To do:
Copy out, from the entries below, each line holding the string "CostaRios".

Material:
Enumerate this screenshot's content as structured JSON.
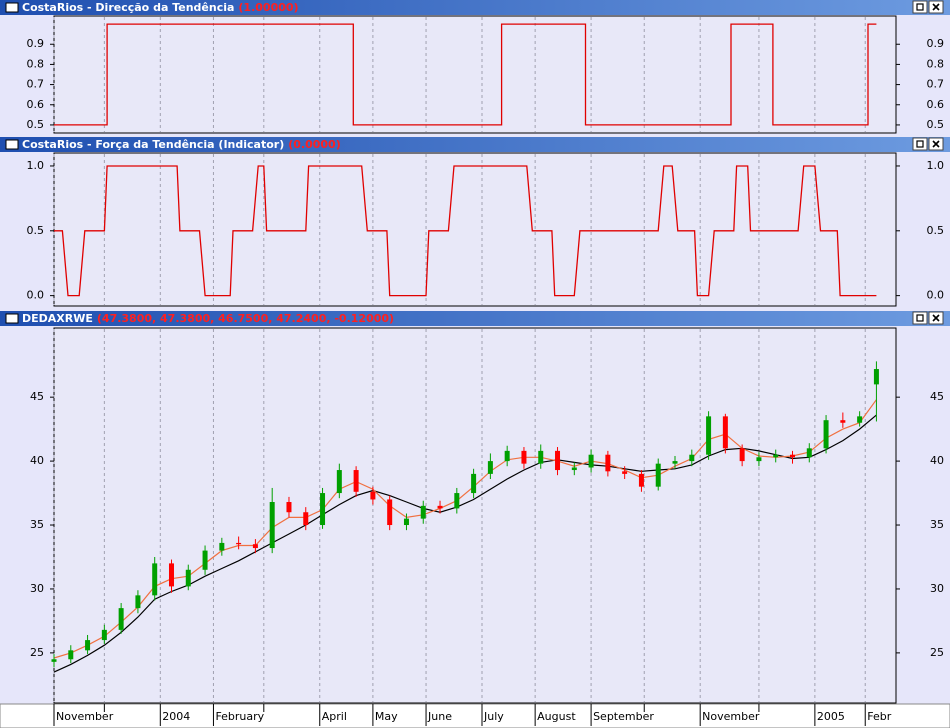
{
  "chart_data": [
    {
      "type": "step",
      "title": "CostaRios - Direcção da Tendência",
      "last_value": "(1.00000)",
      "color": "#e00000",
      "xlim": [
        0,
        301
      ],
      "ylim": [
        0.46,
        1.04
      ],
      "yticks": [
        0.5,
        0.6,
        0.7,
        0.8,
        0.9
      ],
      "x": [
        0,
        19,
        19,
        107,
        107,
        160,
        160,
        190,
        190,
        242,
        242,
        257,
        257,
        291,
        291,
        294
      ],
      "values": [
        0.5,
        0.5,
        1,
        1,
        0.5,
        0.5,
        1,
        1,
        0.5,
        0.5,
        1,
        1,
        0.5,
        0.5,
        1,
        1
      ]
    },
    {
      "type": "step",
      "title": "CostaRios - Força da Tendência (Indicator)",
      "last_value": "(0.0000)",
      "color": "#e00000",
      "xlim": [
        0,
        301
      ],
      "ylim": [
        -0.08,
        1.1
      ],
      "yticks": [
        {
          "value": 0,
          "label": "0.0"
        },
        0.5,
        {
          "value": 1,
          "label": "1.0"
        }
      ],
      "x": [
        0,
        3,
        5,
        9,
        11,
        18,
        19,
        44,
        45,
        52,
        54,
        63,
        64,
        71,
        73,
        75,
        76,
        90,
        91,
        110,
        112,
        119,
        120,
        133,
        134,
        141,
        143,
        169,
        171,
        178,
        179,
        186,
        188,
        216,
        218,
        221,
        223,
        229,
        230,
        234,
        236,
        243,
        244,
        248,
        249,
        266,
        268,
        272,
        274,
        280,
        281,
        294
      ],
      "values": [
        0.5,
        0.5,
        0,
        0,
        0.5,
        0.5,
        1,
        1,
        0.5,
        0.5,
        0,
        0,
        0.5,
        0.5,
        1,
        1,
        0.5,
        0.5,
        1,
        1,
        0.5,
        0.5,
        0,
        0,
        0.5,
        0.5,
        1,
        1,
        0.5,
        0.5,
        0,
        0,
        0.5,
        0.5,
        1,
        1,
        0.5,
        0.5,
        0,
        0,
        0.5,
        0.5,
        1,
        1,
        0.5,
        0.5,
        1,
        1,
        0.5,
        0.5,
        0,
        0
      ]
    },
    {
      "type": "candlestick",
      "title": "DEDAXRWE",
      "last_value": "(47.3800, 47.3800, 46.7500, 47.2400, -0.12000)",
      "up_color": "#00a000",
      "down_color": "#ff0000",
      "xlim": [
        0,
        301
      ],
      "ylim": [
        21.08,
        50.41
      ],
      "yticks": [
        25,
        30,
        35,
        40,
        45
      ],
      "grid": "x",
      "xticks": [
        {
          "value": 0,
          "label": "November"
        },
        {
          "value": 18,
          "label": null
        },
        {
          "value": 38,
          "label": "2004"
        },
        {
          "value": 57,
          "label": "February"
        },
        {
          "value": 75,
          "label": null
        },
        {
          "value": 95,
          "label": "April"
        },
        {
          "value": 114,
          "label": "May"
        },
        {
          "value": 133,
          "label": "June"
        },
        {
          "value": 153,
          "label": "July"
        },
        {
          "value": 172,
          "label": "August"
        },
        {
          "value": 192,
          "label": "September"
        },
        {
          "value": 211,
          "label": null
        },
        {
          "value": 231,
          "label": "November"
        },
        {
          "value": 252,
          "label": null
        },
        {
          "value": 272,
          "label": "2005"
        },
        {
          "value": 290,
          "label": "Febr"
        }
      ],
      "x": [
        0,
        6,
        12,
        18,
        24,
        30,
        36,
        42,
        48,
        54,
        60,
        66,
        72,
        78,
        84,
        90,
        96,
        102,
        108,
        114,
        120,
        126,
        132,
        138,
        144,
        150,
        156,
        162,
        168,
        174,
        180,
        186,
        192,
        198,
        204,
        210,
        216,
        222,
        228,
        234,
        240,
        246,
        252,
        258,
        264,
        270,
        276,
        282,
        288,
        294
      ],
      "open": [
        24.3,
        24.5,
        25.2,
        26.0,
        26.8,
        28.5,
        29.5,
        32.0,
        30.2,
        31.5,
        33.0,
        33.6,
        33.5,
        33.2,
        36.8,
        36.0,
        35.0,
        37.5,
        39.3,
        37.6,
        37.0,
        35.0,
        35.5,
        36.5,
        36.3,
        37.5,
        39.0,
        40.0,
        40.8,
        39.8,
        40.8,
        39.3,
        39.5,
        40.5,
        39.2,
        39.0,
        38.0,
        39.8,
        40.0,
        40.5,
        43.5,
        41.0,
        40.0,
        40.3,
        40.5,
        40.3,
        41.0,
        43.2,
        43.0,
        46.0
      ],
      "high": [
        24.9,
        25.6,
        26.4,
        27.2,
        28.9,
        29.9,
        32.5,
        32.3,
        31.9,
        33.4,
        34.0,
        34.1,
        33.9,
        37.9,
        37.2,
        36.4,
        37.9,
        39.8,
        39.6,
        38.0,
        37.3,
        35.9,
        36.9,
        36.9,
        37.9,
        39.4,
        40.6,
        41.2,
        41.1,
        41.3,
        41.1,
        39.9,
        40.9,
        40.8,
        39.6,
        39.3,
        40.2,
        40.4,
        40.9,
        43.9,
        43.7,
        41.3,
        40.7,
        40.9,
        40.8,
        41.4,
        43.6,
        43.8,
        43.9,
        47.8
      ],
      "low": [
        23.9,
        24.2,
        24.9,
        25.7,
        26.5,
        28.1,
        29.1,
        29.7,
        29.9,
        31.1,
        32.6,
        33.1,
        32.8,
        32.8,
        35.6,
        34.6,
        34.7,
        37.1,
        37.2,
        36.6,
        34.6,
        34.6,
        35.1,
        35.9,
        35.9,
        37.1,
        38.6,
        39.6,
        39.4,
        39.4,
        38.9,
        38.9,
        39.1,
        38.8,
        38.6,
        37.6,
        37.7,
        39.4,
        39.6,
        40.1,
        40.6,
        39.6,
        39.6,
        39.9,
        39.8,
        39.9,
        40.6,
        42.6,
        42.7,
        43.1
      ],
      "close": [
        24.5,
        25.2,
        26.0,
        26.8,
        28.5,
        29.5,
        32.0,
        30.2,
        31.5,
        33.0,
        33.6,
        33.5,
        33.2,
        36.8,
        36.0,
        35.0,
        37.5,
        39.3,
        37.6,
        37.0,
        35.0,
        35.5,
        36.5,
        36.3,
        37.5,
        39.0,
        40.0,
        40.8,
        39.8,
        40.8,
        39.3,
        39.5,
        40.5,
        39.2,
        39.0,
        38.0,
        39.8,
        40.0,
        40.5,
        43.5,
        41.0,
        40.0,
        40.3,
        40.5,
        40.3,
        41.0,
        43.2,
        43.0,
        43.5,
        47.2
      ],
      "series": [
        {
          "color": "#000000",
          "values": [
            23.5,
            24.1,
            24.8,
            25.6,
            26.6,
            27.8,
            29.2,
            29.8,
            30.3,
            31.0,
            31.6,
            32.2,
            32.9,
            33.6,
            34.3,
            35.0,
            35.8,
            36.6,
            37.3,
            37.7,
            37.3,
            36.8,
            36.3,
            36.0,
            36.4,
            37.0,
            37.8,
            38.6,
            39.3,
            39.9,
            40.1,
            39.9,
            39.7,
            39.6,
            39.4,
            39.2,
            39.3,
            39.4,
            39.7,
            40.4,
            40.9,
            41.0,
            40.8,
            40.5,
            40.2,
            40.3,
            40.9,
            41.6,
            42.5,
            43.6
          ]
        },
        {
          "color": "#f07040",
          "values": [
            24.6,
            25.0,
            25.6,
            26.3,
            27.4,
            28.6,
            30.2,
            30.8,
            31.0,
            32.0,
            33.0,
            33.4,
            33.4,
            34.8,
            35.6,
            35.6,
            36.2,
            37.8,
            38.4,
            37.8,
            36.5,
            35.6,
            35.8,
            36.3,
            36.9,
            38.0,
            39.2,
            40.1,
            40.3,
            40.3,
            40.0,
            39.6,
            40.0,
            39.8,
            39.3,
            38.7,
            38.9,
            39.6,
            40.2,
            41.7,
            42.1,
            41.0,
            40.4,
            40.3,
            40.4,
            40.7,
            41.8,
            42.5,
            43.0,
            44.8
          ]
        }
      ]
    }
  ]
}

Written solution:
      "title": "CostaRios - Direcção da Tendência",
      "title": "CostaRios - Força da Tendência (Indicator)",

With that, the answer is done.